_WORK TO BE COMPLETED_
Pictures should be excluded; otherwise, copy every entry exactly.

>> Begin DATA PROVIDED

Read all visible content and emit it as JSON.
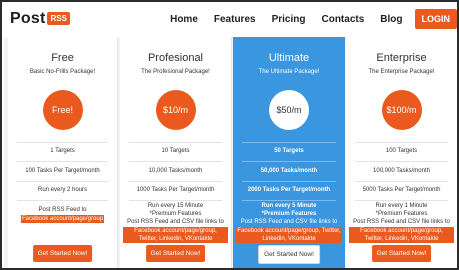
{
  "header": {
    "logo_text": "Post",
    "logo_badge": "RSS",
    "nav": [
      {
        "label": "Home"
      },
      {
        "label": "Features"
      },
      {
        "label": "Pricing"
      },
      {
        "label": "Contacts"
      },
      {
        "label": "Blog"
      }
    ],
    "login_label": "LOGIN"
  },
  "plans": [
    {
      "title": "Free",
      "subtitle": "Basic No-Frills Package!",
      "price": "Free!",
      "targets": "1 Targets",
      "tasks": "100 Tasks Per Target/month",
      "run": "Run every 2 hours",
      "feed_text": "Post RSS Feed to",
      "feed_highlight": "Facebook account/page/group",
      "cta": "Get Started Now!"
    },
    {
      "title": "Profesional",
      "subtitle": "The Profesional Package!",
      "price": "$10/m",
      "targets": "10 Targets",
      "tasks": "10,000 Tasks/month",
      "run": "1000 Tasks Per Target/month",
      "every": "Run every 15 Minute",
      "premium": "*Premium Features",
      "feed_text": "Post RSS Feed and CSV file links to",
      "feed_highlight": "Facebook account/page/group, Twitter, Linkedin, VKontakte",
      "cta": "Get Started Now!"
    },
    {
      "title": "Ultimate",
      "subtitle": "The Ultimate Package!",
      "price": "$50/m",
      "targets": "50 Targets",
      "tasks": "50,000 Tasks/month",
      "run": "2000 Tasks Per Target/month",
      "every": "Run every 5 Minute",
      "premium": "*Premium Features",
      "feed_text": "Post RSS Feed and CSV file links to",
      "feed_highlight": "Facebook account/page/group, Twitter, Linkedin, VKontakte",
      "cta": "Get Started Now!"
    },
    {
      "title": "Enterprise",
      "subtitle": "The Enterprise Package!",
      "price": "$100/m",
      "targets": "100 Targets",
      "tasks": "100,000 Tasks/month",
      "run": "5000 Tasks Per Target/month",
      "every": "Run every 1 Minute",
      "premium": "*Premium Features",
      "feed_text": "Post RSS Feed and CSV file links to",
      "feed_highlight": "Facebook account/page/group, Twitter, Linkedin, VKontakte",
      "cta": "Get Started Now!"
    }
  ],
  "colors": {
    "accent": "#ea5a1f",
    "highlight_column": "#3b96e0"
  }
}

>> End DATA PROVIDED

_TASK ANSWER_
Read all visible content and emit it as JSON.
{
  "header": {
    "logo_text": "Post",
    "logo_badge": "RSS",
    "nav": [
      {
        "label": "Home"
      },
      {
        "label": "Features"
      },
      {
        "label": "Pricing"
      },
      {
        "label": "Contacts"
      },
      {
        "label": "Blog"
      }
    ],
    "login_label": "LOGIN"
  },
  "plans": [
    {
      "title": "Free",
      "subtitle": "Basic No-Frills Package!",
      "price": "Free!",
      "targets": "1 Targets",
      "tasks": "100 Tasks Per Target/month",
      "run": "Run every 2 hours",
      "feed_text": "Post RSS Feed to",
      "feed_highlight": "Facebook account/page/group",
      "cta": "Get Started Now!"
    },
    {
      "title": "Profesional",
      "subtitle": "The Profesional Package!",
      "price": "$10/m",
      "targets": "10 Targets",
      "tasks": "10,000 Tasks/month",
      "run": "1000 Tasks Per Target/month",
      "every": "Run every 15 Minute",
      "premium": "*Premium Features",
      "feed_text": "Post RSS Feed and CSV file links to",
      "feed_highlight": "Facebook account/page/group, Twitter, Linkedin, VKontakte",
      "cta": "Get Started Now!"
    },
    {
      "title": "Ultimate",
      "subtitle": "The Ultimate Package!",
      "price": "$50/m",
      "targets": "50 Targets",
      "tasks": "50,000 Tasks/month",
      "run": "2000 Tasks Per Target/month",
      "every": "Run every 5 Minute",
      "premium": "*Premium Features",
      "feed_text": "Post RSS Feed and CSV file links to",
      "feed_highlight": "Facebook account/page/group, Twitter, Linkedin, VKontakte",
      "cta": "Get Started Now!"
    },
    {
      "title": "Enterprise",
      "subtitle": "The Enterprise Package!",
      "price": "$100/m",
      "targets": "100 Targets",
      "tasks": "100,000 Tasks/month",
      "run": "5000 Tasks Per Target/month",
      "every": "Run every 1 Minute",
      "premium": "*Premium Features",
      "feed_text": "Post RSS Feed and CSV file links to",
      "feed_highlight": "Facebook account/page/group, Twitter, Linkedin, VKontakte",
      "cta": "Get Started Now!"
    }
  ],
  "colors": {
    "accent": "#ea5a1f",
    "highlight_column": "#3b96e0"
  }
}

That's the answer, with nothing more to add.